***** RECORDS *****

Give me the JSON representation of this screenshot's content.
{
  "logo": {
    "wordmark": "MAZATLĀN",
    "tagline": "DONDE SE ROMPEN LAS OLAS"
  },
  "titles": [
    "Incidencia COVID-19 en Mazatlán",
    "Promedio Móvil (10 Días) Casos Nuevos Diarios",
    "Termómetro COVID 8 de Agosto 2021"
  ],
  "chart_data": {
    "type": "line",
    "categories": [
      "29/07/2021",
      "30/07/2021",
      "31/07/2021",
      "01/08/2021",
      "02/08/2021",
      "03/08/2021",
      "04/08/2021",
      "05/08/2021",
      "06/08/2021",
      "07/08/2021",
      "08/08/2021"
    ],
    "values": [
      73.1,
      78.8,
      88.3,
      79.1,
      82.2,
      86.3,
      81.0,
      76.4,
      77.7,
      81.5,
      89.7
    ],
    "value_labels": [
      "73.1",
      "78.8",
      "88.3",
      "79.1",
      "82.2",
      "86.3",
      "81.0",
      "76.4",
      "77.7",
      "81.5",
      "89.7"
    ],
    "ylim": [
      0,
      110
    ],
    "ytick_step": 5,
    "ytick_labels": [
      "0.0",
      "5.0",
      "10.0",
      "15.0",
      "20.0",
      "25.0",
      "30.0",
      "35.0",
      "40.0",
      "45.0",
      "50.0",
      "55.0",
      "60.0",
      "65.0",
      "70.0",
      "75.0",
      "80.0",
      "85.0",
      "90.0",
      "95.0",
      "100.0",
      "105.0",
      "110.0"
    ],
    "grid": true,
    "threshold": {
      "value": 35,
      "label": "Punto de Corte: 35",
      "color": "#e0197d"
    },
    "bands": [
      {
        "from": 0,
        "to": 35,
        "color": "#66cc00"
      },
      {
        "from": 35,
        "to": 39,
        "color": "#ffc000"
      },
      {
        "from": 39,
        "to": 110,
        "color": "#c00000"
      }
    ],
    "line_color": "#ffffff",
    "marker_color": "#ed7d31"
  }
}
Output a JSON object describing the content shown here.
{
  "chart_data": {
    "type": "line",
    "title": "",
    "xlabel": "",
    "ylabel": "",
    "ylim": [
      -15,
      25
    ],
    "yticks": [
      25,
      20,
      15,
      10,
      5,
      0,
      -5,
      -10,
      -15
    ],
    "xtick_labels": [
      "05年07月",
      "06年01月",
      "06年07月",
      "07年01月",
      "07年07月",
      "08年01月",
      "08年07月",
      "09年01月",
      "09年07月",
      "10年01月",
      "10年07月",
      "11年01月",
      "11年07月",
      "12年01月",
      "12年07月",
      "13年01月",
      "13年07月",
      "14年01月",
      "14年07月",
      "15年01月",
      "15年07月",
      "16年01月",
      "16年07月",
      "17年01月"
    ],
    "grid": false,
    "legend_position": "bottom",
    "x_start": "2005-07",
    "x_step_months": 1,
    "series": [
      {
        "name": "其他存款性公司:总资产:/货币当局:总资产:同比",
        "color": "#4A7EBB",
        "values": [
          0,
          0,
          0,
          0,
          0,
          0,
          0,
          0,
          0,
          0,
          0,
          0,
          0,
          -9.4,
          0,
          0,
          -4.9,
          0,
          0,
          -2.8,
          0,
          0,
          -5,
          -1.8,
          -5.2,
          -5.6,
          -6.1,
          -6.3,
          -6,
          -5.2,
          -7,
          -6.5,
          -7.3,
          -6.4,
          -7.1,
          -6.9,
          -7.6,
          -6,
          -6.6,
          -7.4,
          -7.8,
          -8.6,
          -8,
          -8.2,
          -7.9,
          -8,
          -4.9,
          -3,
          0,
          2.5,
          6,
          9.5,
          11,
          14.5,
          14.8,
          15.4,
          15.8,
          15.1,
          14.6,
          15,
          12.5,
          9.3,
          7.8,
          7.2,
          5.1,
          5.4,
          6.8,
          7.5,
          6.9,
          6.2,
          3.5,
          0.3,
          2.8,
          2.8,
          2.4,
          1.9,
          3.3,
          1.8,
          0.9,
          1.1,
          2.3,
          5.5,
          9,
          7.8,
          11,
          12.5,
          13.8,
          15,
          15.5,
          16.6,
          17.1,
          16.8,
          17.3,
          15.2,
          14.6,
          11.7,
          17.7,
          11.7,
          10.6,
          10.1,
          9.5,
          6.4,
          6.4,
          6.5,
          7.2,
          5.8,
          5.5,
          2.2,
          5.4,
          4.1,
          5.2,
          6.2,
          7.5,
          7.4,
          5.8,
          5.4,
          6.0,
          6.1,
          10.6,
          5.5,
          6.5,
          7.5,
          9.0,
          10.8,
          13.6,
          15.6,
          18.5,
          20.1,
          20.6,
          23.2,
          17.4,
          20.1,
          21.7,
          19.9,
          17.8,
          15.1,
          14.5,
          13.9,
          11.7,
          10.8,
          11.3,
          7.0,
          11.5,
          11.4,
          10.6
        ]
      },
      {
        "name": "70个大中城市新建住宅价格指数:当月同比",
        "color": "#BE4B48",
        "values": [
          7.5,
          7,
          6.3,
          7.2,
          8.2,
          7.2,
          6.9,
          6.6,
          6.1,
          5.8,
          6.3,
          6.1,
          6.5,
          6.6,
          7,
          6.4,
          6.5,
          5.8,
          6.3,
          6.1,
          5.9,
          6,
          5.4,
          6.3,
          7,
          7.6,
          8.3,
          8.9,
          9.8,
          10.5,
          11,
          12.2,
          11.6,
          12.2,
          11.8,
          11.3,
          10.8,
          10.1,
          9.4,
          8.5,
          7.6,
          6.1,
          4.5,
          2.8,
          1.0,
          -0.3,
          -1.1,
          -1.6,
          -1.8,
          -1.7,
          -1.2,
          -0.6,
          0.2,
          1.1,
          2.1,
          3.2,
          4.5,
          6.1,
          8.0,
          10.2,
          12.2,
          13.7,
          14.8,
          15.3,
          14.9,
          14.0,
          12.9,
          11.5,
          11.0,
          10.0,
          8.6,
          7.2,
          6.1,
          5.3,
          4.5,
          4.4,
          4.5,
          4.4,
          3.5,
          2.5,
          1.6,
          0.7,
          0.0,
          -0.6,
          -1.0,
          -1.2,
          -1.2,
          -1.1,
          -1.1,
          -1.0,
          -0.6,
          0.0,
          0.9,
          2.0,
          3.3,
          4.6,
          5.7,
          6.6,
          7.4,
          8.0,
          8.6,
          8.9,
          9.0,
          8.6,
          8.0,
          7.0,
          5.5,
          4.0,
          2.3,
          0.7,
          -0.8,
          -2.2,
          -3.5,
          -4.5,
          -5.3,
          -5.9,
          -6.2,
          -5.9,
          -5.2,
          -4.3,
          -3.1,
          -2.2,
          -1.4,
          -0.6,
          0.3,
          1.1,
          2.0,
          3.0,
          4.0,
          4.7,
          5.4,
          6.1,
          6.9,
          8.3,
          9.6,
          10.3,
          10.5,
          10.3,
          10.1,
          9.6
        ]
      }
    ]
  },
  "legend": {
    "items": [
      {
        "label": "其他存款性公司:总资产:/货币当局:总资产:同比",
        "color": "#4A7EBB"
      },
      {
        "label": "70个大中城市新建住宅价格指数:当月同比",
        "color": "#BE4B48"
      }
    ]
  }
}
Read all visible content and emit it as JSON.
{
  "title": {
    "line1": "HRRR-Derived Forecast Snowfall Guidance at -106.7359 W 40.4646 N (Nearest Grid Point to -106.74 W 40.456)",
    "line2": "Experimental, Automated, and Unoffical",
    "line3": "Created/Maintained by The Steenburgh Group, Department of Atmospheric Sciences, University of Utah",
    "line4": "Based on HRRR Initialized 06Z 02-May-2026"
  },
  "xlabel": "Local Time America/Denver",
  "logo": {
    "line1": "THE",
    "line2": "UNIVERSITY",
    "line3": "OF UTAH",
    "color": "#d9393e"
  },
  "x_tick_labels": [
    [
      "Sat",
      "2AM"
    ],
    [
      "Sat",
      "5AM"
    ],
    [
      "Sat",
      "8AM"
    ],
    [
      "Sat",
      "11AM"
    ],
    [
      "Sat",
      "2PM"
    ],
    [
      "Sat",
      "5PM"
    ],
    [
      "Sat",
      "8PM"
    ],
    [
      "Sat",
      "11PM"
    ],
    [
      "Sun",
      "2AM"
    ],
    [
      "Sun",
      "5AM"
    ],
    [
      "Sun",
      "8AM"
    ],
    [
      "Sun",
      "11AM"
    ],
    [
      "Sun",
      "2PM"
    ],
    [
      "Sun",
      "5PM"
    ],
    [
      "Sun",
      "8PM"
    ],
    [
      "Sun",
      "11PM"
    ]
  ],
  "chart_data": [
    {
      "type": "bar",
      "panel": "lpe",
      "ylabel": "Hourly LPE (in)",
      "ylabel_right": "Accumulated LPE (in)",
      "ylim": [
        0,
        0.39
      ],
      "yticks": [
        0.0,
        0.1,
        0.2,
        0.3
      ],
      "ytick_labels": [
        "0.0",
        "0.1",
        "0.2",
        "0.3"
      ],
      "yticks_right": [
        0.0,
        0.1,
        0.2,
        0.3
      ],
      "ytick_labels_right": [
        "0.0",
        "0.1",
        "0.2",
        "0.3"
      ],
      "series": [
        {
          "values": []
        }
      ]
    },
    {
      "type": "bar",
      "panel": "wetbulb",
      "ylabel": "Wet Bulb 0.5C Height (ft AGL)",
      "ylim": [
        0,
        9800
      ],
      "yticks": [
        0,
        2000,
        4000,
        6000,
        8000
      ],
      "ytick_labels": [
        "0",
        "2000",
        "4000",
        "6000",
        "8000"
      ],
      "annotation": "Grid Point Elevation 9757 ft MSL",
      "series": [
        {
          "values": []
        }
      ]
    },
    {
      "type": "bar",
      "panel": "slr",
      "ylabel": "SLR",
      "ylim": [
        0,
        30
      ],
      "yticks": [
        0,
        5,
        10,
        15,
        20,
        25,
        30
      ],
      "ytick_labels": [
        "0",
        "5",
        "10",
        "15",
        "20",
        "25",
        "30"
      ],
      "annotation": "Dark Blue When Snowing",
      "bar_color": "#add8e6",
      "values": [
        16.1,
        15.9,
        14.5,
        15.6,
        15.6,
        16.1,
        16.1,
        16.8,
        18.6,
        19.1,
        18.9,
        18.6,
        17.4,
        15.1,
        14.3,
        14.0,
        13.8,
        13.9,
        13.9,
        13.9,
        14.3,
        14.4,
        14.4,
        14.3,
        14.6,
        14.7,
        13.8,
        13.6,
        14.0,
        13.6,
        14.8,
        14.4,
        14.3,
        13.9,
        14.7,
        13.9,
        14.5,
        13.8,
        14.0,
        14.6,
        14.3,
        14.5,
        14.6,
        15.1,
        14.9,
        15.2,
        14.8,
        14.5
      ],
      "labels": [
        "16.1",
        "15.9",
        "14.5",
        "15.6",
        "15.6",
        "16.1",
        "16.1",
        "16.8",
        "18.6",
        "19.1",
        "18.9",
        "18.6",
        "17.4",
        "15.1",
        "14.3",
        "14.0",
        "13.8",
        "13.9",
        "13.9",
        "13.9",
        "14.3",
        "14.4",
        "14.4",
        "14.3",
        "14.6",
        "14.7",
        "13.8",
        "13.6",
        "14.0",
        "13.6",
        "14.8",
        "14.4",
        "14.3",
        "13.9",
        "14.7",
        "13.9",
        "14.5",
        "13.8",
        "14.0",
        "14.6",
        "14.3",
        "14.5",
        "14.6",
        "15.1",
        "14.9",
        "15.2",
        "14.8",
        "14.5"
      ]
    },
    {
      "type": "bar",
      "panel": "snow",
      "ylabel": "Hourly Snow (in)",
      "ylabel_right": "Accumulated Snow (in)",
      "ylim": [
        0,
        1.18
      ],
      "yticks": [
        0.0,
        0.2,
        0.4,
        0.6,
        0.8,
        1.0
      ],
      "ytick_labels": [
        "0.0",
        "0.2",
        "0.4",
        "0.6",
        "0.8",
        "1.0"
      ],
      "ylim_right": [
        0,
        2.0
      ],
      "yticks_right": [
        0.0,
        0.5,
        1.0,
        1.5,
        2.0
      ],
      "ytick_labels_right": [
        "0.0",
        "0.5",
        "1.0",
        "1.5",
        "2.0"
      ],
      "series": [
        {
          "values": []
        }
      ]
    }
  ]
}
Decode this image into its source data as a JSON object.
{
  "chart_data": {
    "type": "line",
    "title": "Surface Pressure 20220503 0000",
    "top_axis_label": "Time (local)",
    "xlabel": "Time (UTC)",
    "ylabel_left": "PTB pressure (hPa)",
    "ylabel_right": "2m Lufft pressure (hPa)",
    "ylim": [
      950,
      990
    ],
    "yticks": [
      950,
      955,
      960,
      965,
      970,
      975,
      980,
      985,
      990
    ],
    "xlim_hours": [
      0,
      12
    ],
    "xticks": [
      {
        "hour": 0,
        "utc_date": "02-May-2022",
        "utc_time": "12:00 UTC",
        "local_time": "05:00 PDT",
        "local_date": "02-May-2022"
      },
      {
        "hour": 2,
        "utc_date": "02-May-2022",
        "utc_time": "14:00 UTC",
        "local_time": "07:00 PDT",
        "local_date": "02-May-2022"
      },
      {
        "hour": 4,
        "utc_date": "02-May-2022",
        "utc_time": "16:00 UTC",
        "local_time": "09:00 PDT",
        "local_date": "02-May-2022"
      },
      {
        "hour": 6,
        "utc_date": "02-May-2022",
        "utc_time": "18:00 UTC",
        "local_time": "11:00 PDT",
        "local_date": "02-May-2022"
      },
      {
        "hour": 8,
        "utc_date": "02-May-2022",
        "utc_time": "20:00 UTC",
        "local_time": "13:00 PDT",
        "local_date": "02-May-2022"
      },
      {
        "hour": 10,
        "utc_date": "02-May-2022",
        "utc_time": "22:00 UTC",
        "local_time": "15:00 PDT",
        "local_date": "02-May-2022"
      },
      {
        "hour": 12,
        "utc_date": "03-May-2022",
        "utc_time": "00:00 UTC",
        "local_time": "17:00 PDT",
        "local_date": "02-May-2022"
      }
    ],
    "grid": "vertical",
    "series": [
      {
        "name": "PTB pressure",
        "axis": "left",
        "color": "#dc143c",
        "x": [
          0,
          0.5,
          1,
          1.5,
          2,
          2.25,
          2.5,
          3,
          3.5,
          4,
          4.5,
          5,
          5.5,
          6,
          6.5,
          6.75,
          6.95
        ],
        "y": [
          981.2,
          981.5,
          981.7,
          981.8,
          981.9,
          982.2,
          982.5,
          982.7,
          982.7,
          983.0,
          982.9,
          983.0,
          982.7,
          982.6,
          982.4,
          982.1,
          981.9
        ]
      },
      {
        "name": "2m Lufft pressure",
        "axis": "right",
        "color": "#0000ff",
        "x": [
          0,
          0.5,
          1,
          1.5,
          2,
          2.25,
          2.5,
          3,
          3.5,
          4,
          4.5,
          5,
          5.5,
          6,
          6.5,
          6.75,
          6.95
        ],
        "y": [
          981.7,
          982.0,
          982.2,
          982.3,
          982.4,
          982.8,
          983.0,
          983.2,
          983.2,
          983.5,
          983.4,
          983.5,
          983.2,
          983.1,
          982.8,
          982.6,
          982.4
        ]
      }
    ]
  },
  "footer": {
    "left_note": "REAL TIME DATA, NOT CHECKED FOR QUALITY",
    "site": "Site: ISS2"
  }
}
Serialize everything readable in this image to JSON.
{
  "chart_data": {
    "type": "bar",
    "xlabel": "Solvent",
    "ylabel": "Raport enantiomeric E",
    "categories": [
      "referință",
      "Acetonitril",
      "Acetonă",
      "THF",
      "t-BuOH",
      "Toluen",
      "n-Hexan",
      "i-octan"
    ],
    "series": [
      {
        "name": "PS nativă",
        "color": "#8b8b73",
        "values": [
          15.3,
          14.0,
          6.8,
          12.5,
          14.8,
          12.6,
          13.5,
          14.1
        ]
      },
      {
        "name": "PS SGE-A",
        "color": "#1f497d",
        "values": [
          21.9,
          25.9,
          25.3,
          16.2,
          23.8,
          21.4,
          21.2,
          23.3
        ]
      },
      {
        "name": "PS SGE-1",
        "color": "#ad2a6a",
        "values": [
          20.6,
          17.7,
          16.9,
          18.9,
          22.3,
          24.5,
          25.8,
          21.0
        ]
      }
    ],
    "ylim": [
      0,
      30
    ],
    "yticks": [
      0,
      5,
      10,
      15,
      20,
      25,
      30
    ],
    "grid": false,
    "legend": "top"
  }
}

*****

EXERCISE OBJECTIVE:
Pick out every line holding the string "当月同比" and return it.

EXPECTED OUTPUT:
        "name": "70个大中城市新建住宅价格指数:当月同比",
        "label": "70个大中城市新建住宅价格指数:当月同比",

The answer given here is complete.